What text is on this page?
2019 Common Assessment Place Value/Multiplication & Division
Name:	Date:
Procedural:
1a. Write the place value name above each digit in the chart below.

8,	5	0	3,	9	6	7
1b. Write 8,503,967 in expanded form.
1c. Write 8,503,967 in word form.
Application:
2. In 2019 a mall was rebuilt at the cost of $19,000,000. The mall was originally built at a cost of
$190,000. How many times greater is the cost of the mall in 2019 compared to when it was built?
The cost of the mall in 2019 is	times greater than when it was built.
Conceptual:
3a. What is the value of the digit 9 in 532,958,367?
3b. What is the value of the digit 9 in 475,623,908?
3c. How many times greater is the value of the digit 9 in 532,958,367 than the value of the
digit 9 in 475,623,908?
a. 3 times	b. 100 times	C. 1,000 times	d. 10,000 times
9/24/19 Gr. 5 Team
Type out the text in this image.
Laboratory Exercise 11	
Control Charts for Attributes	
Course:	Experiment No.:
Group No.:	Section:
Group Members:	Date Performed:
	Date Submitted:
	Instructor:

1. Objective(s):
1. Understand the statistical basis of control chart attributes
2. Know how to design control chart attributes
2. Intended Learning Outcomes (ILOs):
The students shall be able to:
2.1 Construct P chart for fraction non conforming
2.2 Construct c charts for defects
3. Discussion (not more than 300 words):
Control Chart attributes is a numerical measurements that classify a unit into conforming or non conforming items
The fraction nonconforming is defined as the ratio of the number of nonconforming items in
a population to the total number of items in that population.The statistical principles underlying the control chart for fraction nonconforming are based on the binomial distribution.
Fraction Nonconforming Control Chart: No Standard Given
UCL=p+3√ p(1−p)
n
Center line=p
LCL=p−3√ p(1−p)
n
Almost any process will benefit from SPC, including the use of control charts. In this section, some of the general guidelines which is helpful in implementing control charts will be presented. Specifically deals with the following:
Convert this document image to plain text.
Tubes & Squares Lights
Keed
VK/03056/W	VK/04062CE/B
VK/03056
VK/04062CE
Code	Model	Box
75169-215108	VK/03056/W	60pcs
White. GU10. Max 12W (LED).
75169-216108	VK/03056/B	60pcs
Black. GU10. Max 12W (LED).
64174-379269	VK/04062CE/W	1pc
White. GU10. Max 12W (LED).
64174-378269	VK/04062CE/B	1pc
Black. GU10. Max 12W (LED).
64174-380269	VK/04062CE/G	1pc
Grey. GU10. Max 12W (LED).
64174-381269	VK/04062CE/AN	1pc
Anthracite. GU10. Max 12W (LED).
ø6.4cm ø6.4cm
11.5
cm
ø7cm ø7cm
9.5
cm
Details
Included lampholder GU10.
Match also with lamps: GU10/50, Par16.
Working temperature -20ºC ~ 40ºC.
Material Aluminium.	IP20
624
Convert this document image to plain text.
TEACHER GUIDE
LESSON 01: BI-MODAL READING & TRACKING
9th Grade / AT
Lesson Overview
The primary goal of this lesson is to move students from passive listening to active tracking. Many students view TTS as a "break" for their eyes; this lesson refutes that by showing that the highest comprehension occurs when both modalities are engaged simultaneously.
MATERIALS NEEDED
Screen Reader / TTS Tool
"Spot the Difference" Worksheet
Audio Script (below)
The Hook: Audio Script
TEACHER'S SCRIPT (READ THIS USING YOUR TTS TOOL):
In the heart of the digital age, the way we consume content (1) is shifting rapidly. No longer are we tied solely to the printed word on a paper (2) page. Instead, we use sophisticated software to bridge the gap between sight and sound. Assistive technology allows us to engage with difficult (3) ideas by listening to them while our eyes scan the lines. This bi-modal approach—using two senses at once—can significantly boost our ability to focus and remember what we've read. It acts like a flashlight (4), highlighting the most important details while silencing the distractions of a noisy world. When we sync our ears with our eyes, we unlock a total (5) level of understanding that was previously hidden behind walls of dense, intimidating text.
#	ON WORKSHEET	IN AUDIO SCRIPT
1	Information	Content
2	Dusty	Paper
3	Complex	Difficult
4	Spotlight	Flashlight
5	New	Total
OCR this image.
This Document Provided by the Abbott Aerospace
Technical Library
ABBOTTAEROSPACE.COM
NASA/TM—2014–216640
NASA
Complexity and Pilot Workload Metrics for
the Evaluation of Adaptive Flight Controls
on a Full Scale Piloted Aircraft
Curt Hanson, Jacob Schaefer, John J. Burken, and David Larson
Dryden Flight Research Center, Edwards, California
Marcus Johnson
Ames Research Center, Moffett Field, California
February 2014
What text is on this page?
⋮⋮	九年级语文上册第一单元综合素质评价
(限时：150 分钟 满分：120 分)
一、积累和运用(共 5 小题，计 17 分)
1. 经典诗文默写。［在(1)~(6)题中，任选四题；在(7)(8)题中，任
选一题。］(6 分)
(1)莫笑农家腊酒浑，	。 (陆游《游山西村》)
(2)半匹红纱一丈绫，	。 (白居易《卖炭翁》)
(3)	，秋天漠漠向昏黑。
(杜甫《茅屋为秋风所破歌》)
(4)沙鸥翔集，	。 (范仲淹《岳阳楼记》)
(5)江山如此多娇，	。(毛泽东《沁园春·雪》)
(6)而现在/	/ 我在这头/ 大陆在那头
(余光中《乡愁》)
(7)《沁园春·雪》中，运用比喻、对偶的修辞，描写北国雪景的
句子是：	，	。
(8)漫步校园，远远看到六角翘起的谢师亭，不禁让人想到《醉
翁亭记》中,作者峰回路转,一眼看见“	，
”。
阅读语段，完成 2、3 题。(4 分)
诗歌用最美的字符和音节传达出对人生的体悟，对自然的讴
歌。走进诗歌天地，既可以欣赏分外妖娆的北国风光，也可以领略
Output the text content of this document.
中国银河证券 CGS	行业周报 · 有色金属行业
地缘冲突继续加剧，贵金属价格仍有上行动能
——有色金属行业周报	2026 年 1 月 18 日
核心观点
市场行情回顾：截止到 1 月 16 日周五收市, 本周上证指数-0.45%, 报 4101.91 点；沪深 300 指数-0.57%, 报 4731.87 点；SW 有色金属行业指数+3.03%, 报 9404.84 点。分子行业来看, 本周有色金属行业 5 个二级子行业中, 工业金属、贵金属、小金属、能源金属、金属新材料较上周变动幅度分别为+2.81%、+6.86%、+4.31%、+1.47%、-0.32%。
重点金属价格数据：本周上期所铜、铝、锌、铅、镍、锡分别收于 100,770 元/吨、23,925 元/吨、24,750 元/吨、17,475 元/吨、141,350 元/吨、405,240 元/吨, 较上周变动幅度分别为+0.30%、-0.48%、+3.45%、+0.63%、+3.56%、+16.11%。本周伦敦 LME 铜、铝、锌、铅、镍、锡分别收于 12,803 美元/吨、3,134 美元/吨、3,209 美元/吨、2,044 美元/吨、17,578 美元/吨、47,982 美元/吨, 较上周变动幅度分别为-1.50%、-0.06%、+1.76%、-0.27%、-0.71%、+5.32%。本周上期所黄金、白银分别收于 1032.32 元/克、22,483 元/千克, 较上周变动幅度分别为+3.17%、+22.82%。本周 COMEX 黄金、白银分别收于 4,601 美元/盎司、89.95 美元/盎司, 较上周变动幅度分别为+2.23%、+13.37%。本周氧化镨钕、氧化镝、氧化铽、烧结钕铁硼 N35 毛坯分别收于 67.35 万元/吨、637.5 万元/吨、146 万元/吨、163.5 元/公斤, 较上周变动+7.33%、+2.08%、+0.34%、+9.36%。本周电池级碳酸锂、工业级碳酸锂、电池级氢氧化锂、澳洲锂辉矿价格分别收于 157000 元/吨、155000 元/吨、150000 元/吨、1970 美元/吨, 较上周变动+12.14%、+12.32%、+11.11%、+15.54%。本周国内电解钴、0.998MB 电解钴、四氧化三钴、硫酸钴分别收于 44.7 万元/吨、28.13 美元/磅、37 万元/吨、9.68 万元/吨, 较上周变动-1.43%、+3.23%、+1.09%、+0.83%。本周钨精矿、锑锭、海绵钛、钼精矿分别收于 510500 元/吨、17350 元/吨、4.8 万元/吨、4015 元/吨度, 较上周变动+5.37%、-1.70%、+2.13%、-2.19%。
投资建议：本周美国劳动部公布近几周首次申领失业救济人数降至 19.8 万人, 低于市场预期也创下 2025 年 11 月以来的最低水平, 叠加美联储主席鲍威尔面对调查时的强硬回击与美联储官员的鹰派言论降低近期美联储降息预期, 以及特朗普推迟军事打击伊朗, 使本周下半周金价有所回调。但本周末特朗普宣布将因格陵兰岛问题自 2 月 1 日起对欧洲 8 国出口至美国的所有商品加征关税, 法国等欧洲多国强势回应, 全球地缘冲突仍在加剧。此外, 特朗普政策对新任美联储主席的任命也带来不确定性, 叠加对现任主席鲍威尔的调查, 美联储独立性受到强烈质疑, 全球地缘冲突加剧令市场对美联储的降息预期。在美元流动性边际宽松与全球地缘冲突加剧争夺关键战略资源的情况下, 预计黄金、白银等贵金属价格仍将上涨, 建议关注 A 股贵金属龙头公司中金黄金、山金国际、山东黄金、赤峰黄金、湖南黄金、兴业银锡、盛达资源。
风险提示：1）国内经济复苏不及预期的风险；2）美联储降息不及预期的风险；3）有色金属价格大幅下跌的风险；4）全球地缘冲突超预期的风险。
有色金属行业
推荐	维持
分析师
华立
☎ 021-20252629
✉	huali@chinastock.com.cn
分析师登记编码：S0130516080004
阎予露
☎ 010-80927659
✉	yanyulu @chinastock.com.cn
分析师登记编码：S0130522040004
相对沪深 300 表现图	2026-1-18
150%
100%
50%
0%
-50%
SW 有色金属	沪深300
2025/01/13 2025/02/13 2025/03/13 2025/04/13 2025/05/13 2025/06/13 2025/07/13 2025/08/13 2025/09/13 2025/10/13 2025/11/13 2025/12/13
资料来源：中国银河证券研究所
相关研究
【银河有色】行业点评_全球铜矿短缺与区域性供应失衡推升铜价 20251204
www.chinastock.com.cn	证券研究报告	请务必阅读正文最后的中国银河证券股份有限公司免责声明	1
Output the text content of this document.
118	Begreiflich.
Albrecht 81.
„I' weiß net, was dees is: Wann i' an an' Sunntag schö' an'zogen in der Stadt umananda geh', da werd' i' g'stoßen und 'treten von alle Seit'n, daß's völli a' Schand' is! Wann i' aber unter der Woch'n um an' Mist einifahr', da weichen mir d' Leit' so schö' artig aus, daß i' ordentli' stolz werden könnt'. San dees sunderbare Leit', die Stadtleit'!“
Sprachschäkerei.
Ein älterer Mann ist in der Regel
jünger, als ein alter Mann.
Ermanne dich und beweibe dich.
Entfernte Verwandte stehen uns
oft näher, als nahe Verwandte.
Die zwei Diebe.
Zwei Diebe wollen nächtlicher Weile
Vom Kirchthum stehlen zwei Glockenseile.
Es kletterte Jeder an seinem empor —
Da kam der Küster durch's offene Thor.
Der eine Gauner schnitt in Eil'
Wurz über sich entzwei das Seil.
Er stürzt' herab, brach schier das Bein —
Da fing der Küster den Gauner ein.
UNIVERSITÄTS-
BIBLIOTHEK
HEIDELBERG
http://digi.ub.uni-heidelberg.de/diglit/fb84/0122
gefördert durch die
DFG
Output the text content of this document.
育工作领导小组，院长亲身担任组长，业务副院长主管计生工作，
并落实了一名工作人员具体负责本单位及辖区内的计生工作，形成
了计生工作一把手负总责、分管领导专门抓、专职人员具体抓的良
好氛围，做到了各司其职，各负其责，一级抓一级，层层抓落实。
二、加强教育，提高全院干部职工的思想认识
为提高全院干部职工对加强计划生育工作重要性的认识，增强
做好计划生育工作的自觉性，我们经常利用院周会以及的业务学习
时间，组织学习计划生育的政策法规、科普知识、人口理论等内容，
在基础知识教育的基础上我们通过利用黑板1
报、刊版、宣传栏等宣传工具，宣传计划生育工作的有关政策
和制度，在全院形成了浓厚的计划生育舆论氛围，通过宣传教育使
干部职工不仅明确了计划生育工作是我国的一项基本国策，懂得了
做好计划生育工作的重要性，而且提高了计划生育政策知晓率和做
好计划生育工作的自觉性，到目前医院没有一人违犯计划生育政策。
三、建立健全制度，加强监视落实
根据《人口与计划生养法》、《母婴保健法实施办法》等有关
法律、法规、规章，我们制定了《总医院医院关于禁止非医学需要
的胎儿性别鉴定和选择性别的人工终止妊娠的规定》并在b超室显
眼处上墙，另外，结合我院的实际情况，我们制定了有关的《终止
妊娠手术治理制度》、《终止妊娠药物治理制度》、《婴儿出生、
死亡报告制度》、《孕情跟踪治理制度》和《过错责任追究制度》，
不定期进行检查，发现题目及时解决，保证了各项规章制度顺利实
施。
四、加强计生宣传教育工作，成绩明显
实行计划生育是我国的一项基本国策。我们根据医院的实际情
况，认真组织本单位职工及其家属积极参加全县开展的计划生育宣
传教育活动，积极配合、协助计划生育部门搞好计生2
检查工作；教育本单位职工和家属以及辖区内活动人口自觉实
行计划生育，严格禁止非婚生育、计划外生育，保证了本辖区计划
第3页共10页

_REQUIREMENT_
Select the lines from the entries that include the word "Verwandte".

_ANSWER FOR THE TASK_
Entfernte Verwandte stehen uns
oft näher, als nahe Verwandte.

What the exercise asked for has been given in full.